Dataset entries

------------------------

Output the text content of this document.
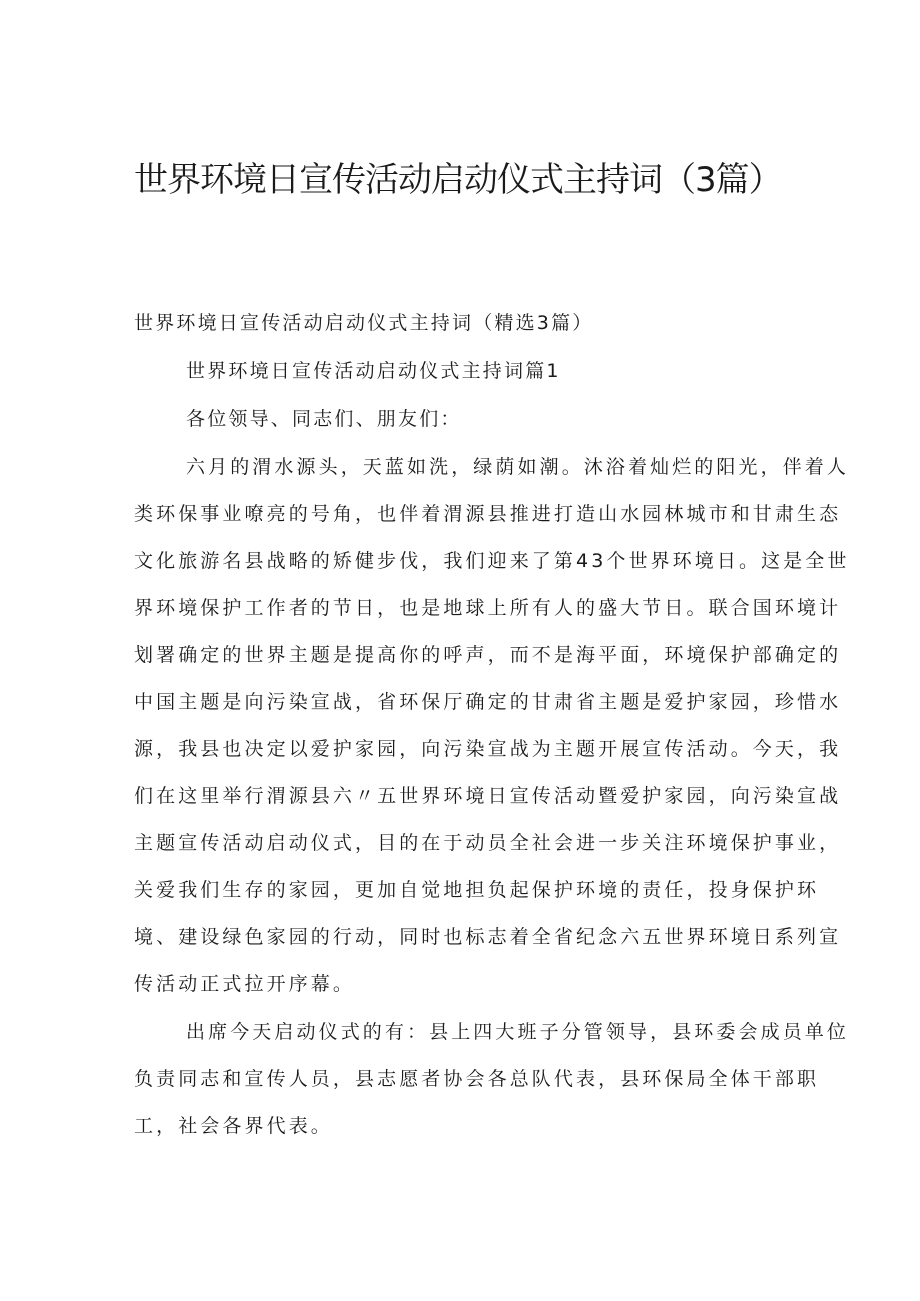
世界环境日宣传活动启动仪式主持词（3篇）
世界环境日宣传活动启动仪式主持词（精选3篇）
世界环境日宣传活动启动仪式主持词篇1
各位领导、同志们、朋友们：
六月的渭水源头，天蓝如洗，绿荫如潮。沐浴着灿烂的阳光，伴着人
类环保事业嘹亮的号角，也伴着渭源县推进打造山水园林城市和甘肃生态
文化旅游名县战略的矫健步伐，我们迎来了第43个世界环境日。这是全世
界环境保护工作者的节日，也是地球上所有人的盛大节日。联合国环境计
划署确定的世界主题是提高你的呼声，而不是海平面，环境保护部确定的
中国主题是向污染宣战，省环保厅确定的甘肃省主题是爱护家园，珍惜水
源，我县也决定以爱护家园，向污染宣战为主题开展宣传活动。今天，我
们在这里举行渭源县六〃五世界环境日宣传活动暨爱护家园，向污染宣战
主题宣传活动启动仪式，目的在于动员全社会进一步关注环境保护事业，
关爱我们生存的家园，更加自觉地担负起保护环境的责任，投身保护环
境、建设绿色家园的行动，同时也标志着全省纪念六五世界环境日系列宣
传活动正式拉开序幕。
出席今天启动仪式的有：县上四大班子分管领导，县环委会成员单位
负责同志和宣传人员，县志愿者协会各总队代表，县环保局全体干部职
工，社会各界代表。
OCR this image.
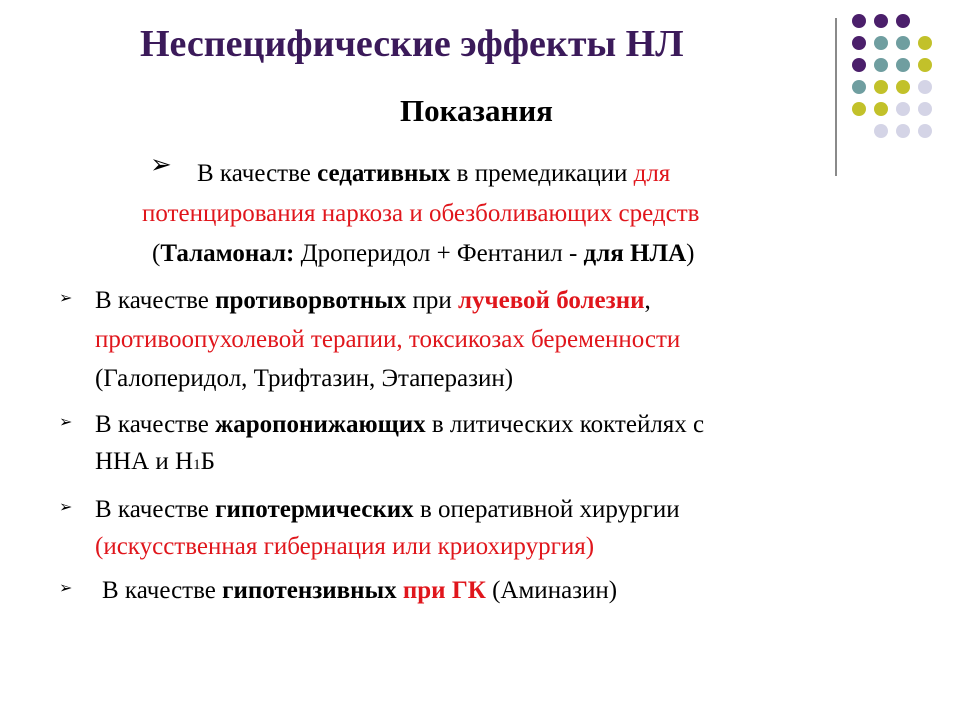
Неспецифические эффекты НЛ
Показания
➢ В качестве седативных в премедикации для
потенцирования наркоза и обезболивающих средств
(Таламонал: Дроперидол + Фентанил - для НЛА)
➢ В качестве противорвотных при лучевой болезни,
противоопухолевой терапии, токсикозах беременности
(Галоперидол, Трифтазин, Этаперазин)
➢ В качестве жаропонижающих в литических коктейлях с
ННА и Н1Б
➢ В качестве гипотермических в оперативной хирургии
(искусственная гибернация или криохирургия)
➢ В качестве гипотензивных при ГК (Аминазин)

------------------------

TASK TO CARRY OUT.
Without the pictures, restate all the entries above exactly.

ANSWER TO THIS PROBLEM.
Output the text content of this document.
世界环境日宣传活动启动仪式主持词（3篇）
世界环境日宣传活动启动仪式主持词（精选3篇）
世界环境日宣传活动启动仪式主持词篇1
各位领导、同志们、朋友们：
六月的渭水源头，天蓝如洗，绿荫如潮。沐浴着灿烂的阳光，伴着人
类环保事业嘹亮的号角，也伴着渭源县推进打造山水园林城市和甘肃生态
文化旅游名县战略的矫健步伐，我们迎来了第43个世界环境日。这是全世
界环境保护工作者的节日，也是地球上所有人的盛大节日。联合国环境计
划署确定的世界主题是提高你的呼声，而不是海平面，环境保护部确定的
中国主题是向污染宣战，省环保厅确定的甘肃省主题是爱护家园，珍惜水
源，我县也决定以爱护家园，向污染宣战为主题开展宣传活动。今天，我
们在这里举行渭源县六〃五世界环境日宣传活动暨爱护家园，向污染宣战
主题宣传活动启动仪式，目的在于动员全社会进一步关注环境保护事业，
关爱我们生存的家园，更加自觉地担负起保护环境的责任，投身保护环
境、建设绿色家园的行动，同时也标志着全省纪念六五世界环境日系列宣
传活动正式拉开序幕。
出席今天启动仪式的有：县上四大班子分管领导，县环委会成员单位
负责同志和宣传人员，县志愿者协会各总队代表，县环保局全体干部职
工，社会各界代表。
OCR this image.
Неспецифические эффекты НЛ
Показания
➢ В качестве седативных в премедикации для
потенцирования наркоза и обезболивающих средств
(Таламонал: Дроперидол + Фентанил - для НЛА)
➢ В качестве противорвотных при лучевой болезни,
противоопухолевой терапии, токсикозах беременности
(Галоперидол, Трифтазин, Этаперазин)
➢ В качестве жаропонижающих в литических коктейлях с
ННА и Н1Б
➢ В качестве гипотермических в оперативной хирургии
(искусственная гибернация или криохирургия)
➢ В качестве гипотензивных при ГК (Аминазин)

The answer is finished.